-- start Data provided --
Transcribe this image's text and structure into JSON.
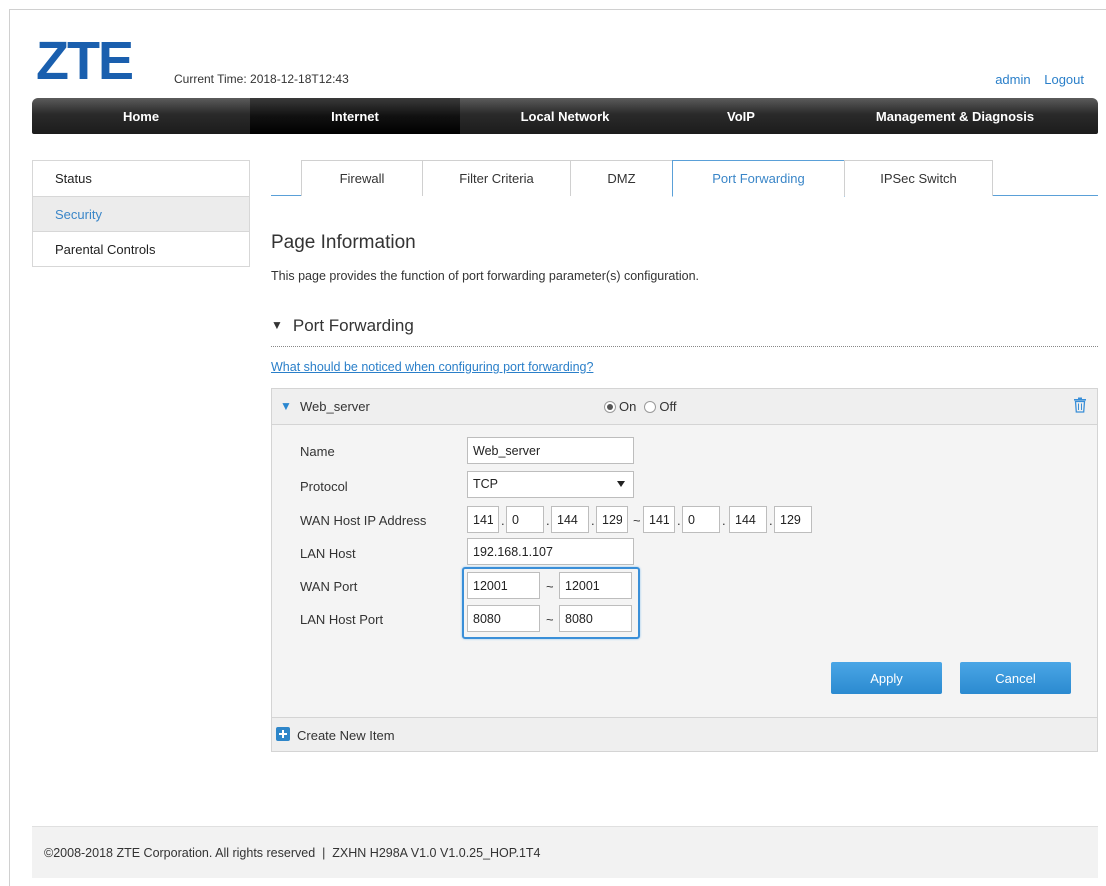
{
  "header": {
    "logo": "ZTE",
    "current_time": "Current Time: 2018-12-18T12:43",
    "user": "admin",
    "logout": "Logout"
  },
  "nav": {
    "items": [
      "Home",
      "Internet",
      "Local Network",
      "VoIP",
      "Management & Diagnosis"
    ],
    "active": "Internet"
  },
  "sidebar": {
    "items": [
      "Status",
      "Security",
      "Parental Controls"
    ],
    "active": "Security"
  },
  "tabs": {
    "items": [
      "Firewall",
      "Filter Criteria",
      "DMZ",
      "Port Forwarding",
      "IPSec Switch"
    ],
    "active": "Port Forwarding"
  },
  "page": {
    "title": "Page Information",
    "description": "This page provides the function of port forwarding parameter(s) configuration.",
    "section_title": "Port Forwarding",
    "notice_link": "What should be noticed when configuring port forwarding?"
  },
  "rule": {
    "name": "Web_server",
    "on_label": "On",
    "off_label": "Off",
    "state": "On",
    "labels": {
      "name": "Name",
      "protocol": "Protocol",
      "wan_host_ip": "WAN Host IP Address",
      "lan_host": "LAN Host",
      "wan_port": "WAN Port",
      "lan_host_port": "LAN Host Port"
    },
    "values": {
      "name": "Web_server",
      "protocol": "TCP",
      "wan_ip_start": [
        "141",
        "0",
        "144",
        "129"
      ],
      "wan_ip_end": [
        "141",
        "0",
        "144",
        "129"
      ],
      "lan_host": "192.168.1.107",
      "wan_port_start": "12001",
      "wan_port_end": "12001",
      "lan_port_start": "8080",
      "lan_port_end": "8080"
    },
    "separator": "~",
    "apply": "Apply",
    "cancel": "Cancel",
    "create_new": "Create New Item"
  },
  "footer": {
    "text": "©2008-2018 ZTE Corporation. All rights reserved  |  ZXHN H298A V1.0 V1.0.25_HOP.1T4"
  }
}
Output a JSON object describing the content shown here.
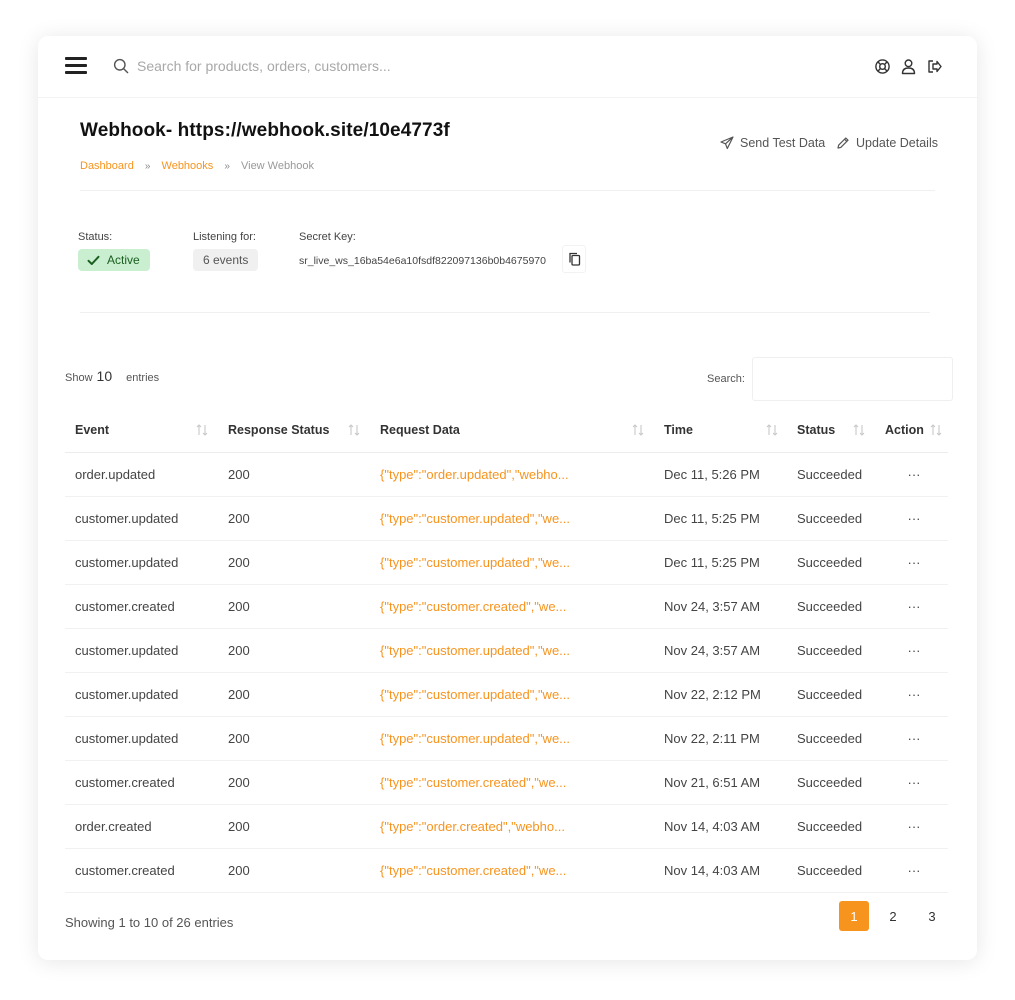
{
  "colors": {
    "accent": "#f7941d",
    "success_bg": "#c9efd0",
    "success_text": "#1b5e20"
  },
  "topbar": {
    "search_placeholder": "Search for products, orders, customers..."
  },
  "header": {
    "title": "Webhook- https://webhook.site/10e4773f",
    "breadcrumb": {
      "dashboard": "Dashboard",
      "sep": "»",
      "webhooks": "Webhooks",
      "current": "View Webhook"
    },
    "send_test_label": "Send Test Data",
    "update_details_label": "Update Details"
  },
  "details": {
    "status_label": "Status:",
    "status_value": "Active",
    "listening_label": "Listening for:",
    "listening_value": "6 events",
    "secret_label": "Secret Key:",
    "secret_value": "sr_live_ws_16ba54e6a10fsdf822097136b0b4675970"
  },
  "table_controls": {
    "show_label": "Show",
    "show_value": "10",
    "entries_label": "entries",
    "search_label": "Search:"
  },
  "table": {
    "headers": {
      "event": "Event",
      "response": "Response Status",
      "request": "Request Data",
      "time": "Time",
      "status": "Status",
      "action": "Action"
    },
    "rows": [
      {
        "event": "order.updated",
        "response": "200",
        "request": "{\"type\":\"order.updated\",\"webho...",
        "time": "Dec 11, 5:26 PM",
        "status": "Succeeded",
        "action": "···"
      },
      {
        "event": "customer.updated",
        "response": "200",
        "request": "{\"type\":\"customer.updated\",\"we...",
        "time": "Dec 11, 5:25 PM",
        "status": "Succeeded",
        "action": "···"
      },
      {
        "event": "customer.updated",
        "response": "200",
        "request": "{\"type\":\"customer.updated\",\"we...",
        "time": "Dec 11, 5:25 PM",
        "status": "Succeeded",
        "action": "···"
      },
      {
        "event": "customer.created",
        "response": "200",
        "request": "{\"type\":\"customer.created\",\"we...",
        "time": "Nov 24, 3:57 AM",
        "status": "Succeeded",
        "action": "···"
      },
      {
        "event": "customer.updated",
        "response": "200",
        "request": "{\"type\":\"customer.updated\",\"we...",
        "time": "Nov 24, 3:57 AM",
        "status": "Succeeded",
        "action": "···"
      },
      {
        "event": "customer.updated",
        "response": "200",
        "request": "{\"type\":\"customer.updated\",\"we...",
        "time": "Nov 22, 2:12 PM",
        "status": "Succeeded",
        "action": "···"
      },
      {
        "event": "customer.updated",
        "response": "200",
        "request": "{\"type\":\"customer.updated\",\"we...",
        "time": "Nov 22, 2:11 PM",
        "status": "Succeeded",
        "action": "···"
      },
      {
        "event": "customer.created",
        "response": "200",
        "request": "{\"type\":\"customer.created\",\"we...",
        "time": "Nov 21, 6:51 AM",
        "status": "Succeeded",
        "action": "···"
      },
      {
        "event": "order.created",
        "response": "200",
        "request": "{\"type\":\"order.created\",\"webho...",
        "time": "Nov 14, 4:03 AM",
        "status": "Succeeded",
        "action": "···"
      },
      {
        "event": "customer.created",
        "response": "200",
        "request": "{\"type\":\"customer.created\",\"we...",
        "time": "Nov 14, 4:03 AM",
        "status": "Succeeded",
        "action": "···"
      }
    ]
  },
  "footer": {
    "showing_text": "Showing 1 to 10 of 26 entries",
    "pages": [
      "1",
      "2",
      "3"
    ]
  }
}
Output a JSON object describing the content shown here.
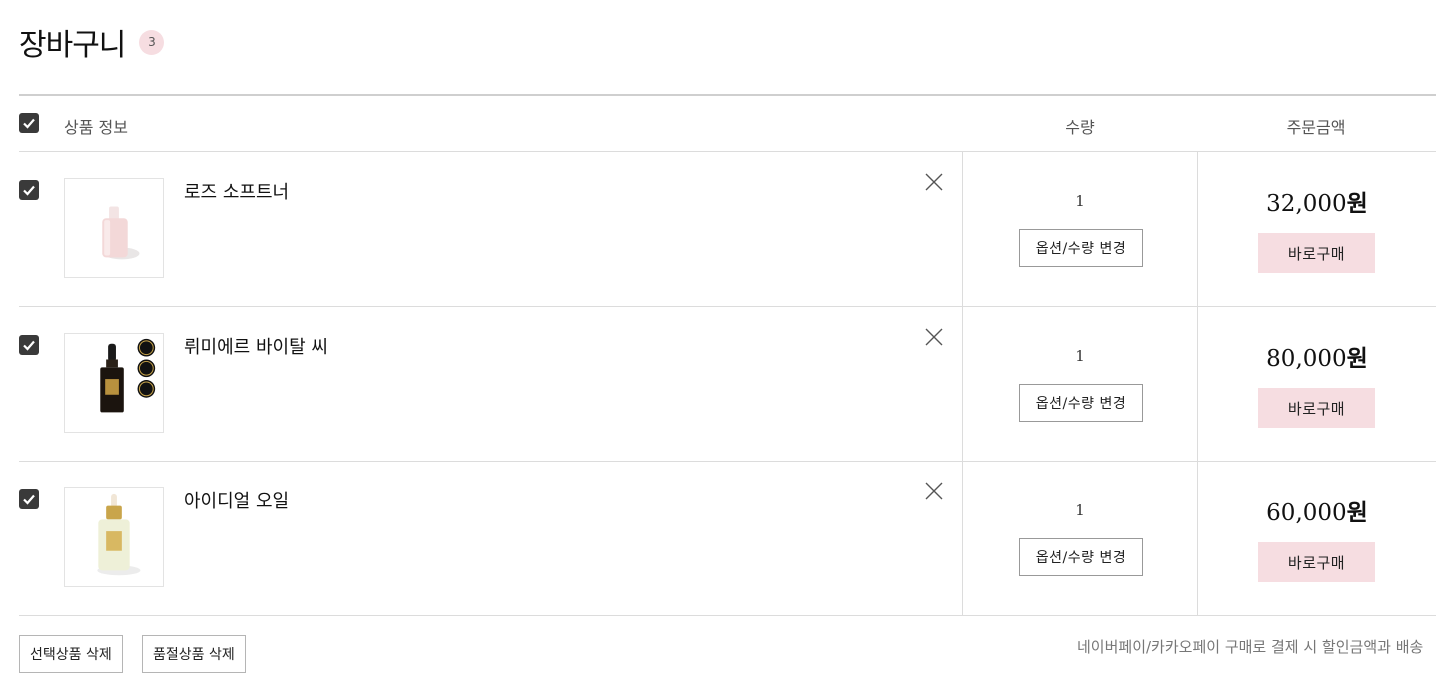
{
  "header": {
    "title": "장바구니",
    "item_count": "3"
  },
  "table_header": {
    "product_info": "상품 정보",
    "quantity": "수량",
    "order_amount": "주문금액"
  },
  "items": [
    {
      "name": "로즈 소프트너",
      "quantity": "1",
      "option_label": "옵션/수량 변경",
      "price_number": "32,000",
      "price_unit": "원",
      "buy_label": "바로구매",
      "checked": true
    },
    {
      "name": "뤼미에르 바이탈 씨",
      "quantity": "1",
      "option_label": "옵션/수량 변경",
      "price_number": "80,000",
      "price_unit": "원",
      "buy_label": "바로구매",
      "checked": true
    },
    {
      "name": "아이디얼 오일",
      "quantity": "1",
      "option_label": "옵션/수량 변경",
      "price_number": "60,000",
      "price_unit": "원",
      "buy_label": "바로구매",
      "checked": true
    }
  ],
  "footer": {
    "delete_selected": "선택상품 삭제",
    "delete_soldout": "품절상품 삭제",
    "notice": "네이버페이/카카오페이 구매로 결제 시 할인금액과 배송"
  },
  "colors": {
    "accent_pink": "#f6dde1",
    "checkbox": "#3a3a3a",
    "border": "#dcdcdc"
  },
  "icons": {
    "checkbox": "checkmark-icon",
    "remove": "close-icon"
  }
}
-- end Data provided --
Do this:
Without the pictures, restate all the entries above exactly.

Solution for this task:
Transcribe this image's text and structure into JSON.
{
  "header": {
    "logo": "ZTE",
    "current_time": "Current Time: 2018-12-18T12:43",
    "user": "admin",
    "logout": "Logout"
  },
  "nav": {
    "items": [
      "Home",
      "Internet",
      "Local Network",
      "VoIP",
      "Management & Diagnosis"
    ],
    "active": "Internet"
  },
  "sidebar": {
    "items": [
      "Status",
      "Security",
      "Parental Controls"
    ],
    "active": "Security"
  },
  "tabs": {
    "items": [
      "Firewall",
      "Filter Criteria",
      "DMZ",
      "Port Forwarding",
      "IPSec Switch"
    ],
    "active": "Port Forwarding"
  },
  "page": {
    "title": "Page Information",
    "description": "This page provides the function of port forwarding parameter(s) configuration.",
    "section_title": "Port Forwarding",
    "notice_link": "What should be noticed when configuring port forwarding?"
  },
  "rule": {
    "name": "Web_server",
    "on_label": "On",
    "off_label": "Off",
    "state": "On",
    "labels": {
      "name": "Name",
      "protocol": "Protocol",
      "wan_host_ip": "WAN Host IP Address",
      "lan_host": "LAN Host",
      "wan_port": "WAN Port",
      "lan_host_port": "LAN Host Port"
    },
    "values": {
      "name": "Web_server",
      "protocol": "TCP",
      "wan_ip_start": [
        "141",
        "0",
        "144",
        "129"
      ],
      "wan_ip_end": [
        "141",
        "0",
        "144",
        "129"
      ],
      "lan_host": "192.168.1.107",
      "wan_port_start": "12001",
      "wan_port_end": "12001",
      "lan_port_start": "8080",
      "lan_port_end": "8080"
    },
    "separator": "~",
    "apply": "Apply",
    "cancel": "Cancel",
    "create_new": "Create New Item"
  },
  "footer": {
    "text": "©2008-2018 ZTE Corporation. All rights reserved  |  ZXHN H298A V1.0 V1.0.25_HOP.1T4"
  }
}
Output a JSON object describing the content shown here.
{
  "colors": {
    "accent": "#f7941d",
    "success_bg": "#c9efd0",
    "success_text": "#1b5e20"
  },
  "topbar": {
    "search_placeholder": "Search for products, orders, customers..."
  },
  "header": {
    "title": "Webhook- https://webhook.site/10e4773f",
    "breadcrumb": {
      "dashboard": "Dashboard",
      "sep": "»",
      "webhooks": "Webhooks",
      "current": "View Webhook"
    },
    "send_test_label": "Send Test Data",
    "update_details_label": "Update Details"
  },
  "details": {
    "status_label": "Status:",
    "status_value": "Active",
    "listening_label": "Listening for:",
    "listening_value": "6 events",
    "secret_label": "Secret Key:",
    "secret_value": "sr_live_ws_16ba54e6a10fsdf822097136b0b4675970"
  },
  "table_controls": {
    "show_label": "Show",
    "show_value": "10",
    "entries_label": "entries",
    "search_label": "Search:"
  },
  "table": {
    "headers": {
      "event": "Event",
      "response": "Response Status",
      "request": "Request Data",
      "time": "Time",
      "status": "Status",
      "action": "Action"
    },
    "rows": [
      {
        "event": "order.updated",
        "response": "200",
        "request": "{\"type\":\"order.updated\",\"webho...",
        "time": "Dec 11, 5:26 PM",
        "status": "Succeeded",
        "action": "···"
      },
      {
        "event": "customer.updated",
        "response": "200",
        "request": "{\"type\":\"customer.updated\",\"we...",
        "time": "Dec 11, 5:25 PM",
        "status": "Succeeded",
        "action": "···"
      },
      {
        "event": "customer.updated",
        "response": "200",
        "request": "{\"type\":\"customer.updated\",\"we...",
        "time": "Dec 11, 5:25 PM",
        "status": "Succeeded",
        "action": "···"
      },
      {
        "event": "customer.created",
        "response": "200",
        "request": "{\"type\":\"customer.created\",\"we...",
        "time": "Nov 24, 3:57 AM",
        "status": "Succeeded",
        "action": "···"
      },
      {
        "event": "customer.updated",
        "response": "200",
        "request": "{\"type\":\"customer.updated\",\"we...",
        "time": "Nov 24, 3:57 AM",
        "status": "Succeeded",
        "action": "···"
      },
      {
        "event": "customer.updated",
        "response": "200",
        "request": "{\"type\":\"customer.updated\",\"we...",
        "time": "Nov 22, 2:12 PM",
        "status": "Succeeded",
        "action": "···"
      },
      {
        "event": "customer.updated",
        "response": "200",
        "request": "{\"type\":\"customer.updated\",\"we...",
        "time": "Nov 22, 2:11 PM",
        "status": "Succeeded",
        "action": "···"
      },
      {
        "event": "customer.created",
        "response": "200",
        "request": "{\"type\":\"customer.created\",\"we...",
        "time": "Nov 21, 6:51 AM",
        "status": "Succeeded",
        "action": "···"
      },
      {
        "event": "order.created",
        "response": "200",
        "request": "{\"type\":\"order.created\",\"webho...",
        "time": "Nov 14, 4:03 AM",
        "status": "Succeeded",
        "action": "···"
      },
      {
        "event": "customer.created",
        "response": "200",
        "request": "{\"type\":\"customer.created\",\"we...",
        "time": "Nov 14, 4:03 AM",
        "status": "Succeeded",
        "action": "···"
      }
    ]
  },
  "footer": {
    "showing_text": "Showing 1 to 10 of 26 entries",
    "pages": [
      "1",
      "2",
      "3"
    ]
  }
}
Output a JSON object describing the content shown here.
{
  "header": {
    "title": "장바구니",
    "item_count": "3"
  },
  "table_header": {
    "product_info": "상품 정보",
    "quantity": "수량",
    "order_amount": "주문금액"
  },
  "items": [
    {
      "name": "로즈 소프트너",
      "quantity": "1",
      "option_label": "옵션/수량 변경",
      "price_number": "32,000",
      "price_unit": "원",
      "buy_label": "바로구매",
      "checked": true
    },
    {
      "name": "뤼미에르 바이탈 씨",
      "quantity": "1",
      "option_label": "옵션/수량 변경",
      "price_number": "80,000",
      "price_unit": "원",
      "buy_label": "바로구매",
      "checked": true
    },
    {
      "name": "아이디얼 오일",
      "quantity": "1",
      "option_label": "옵션/수량 변경",
      "price_number": "60,000",
      "price_unit": "원",
      "buy_label": "바로구매",
      "checked": true
    }
  ],
  "footer": {
    "delete_selected": "선택상품 삭제",
    "delete_soldout": "품절상품 삭제",
    "notice": "네이버페이/카카오페이 구매로 결제 시 할인금액과 배송"
  },
  "colors": {
    "accent_pink": "#f6dde1",
    "checkbox": "#3a3a3a",
    "border": "#dcdcdc"
  },
  "icons": {
    "checkbox": "checkmark-icon",
    "remove": "close-icon"
  }
}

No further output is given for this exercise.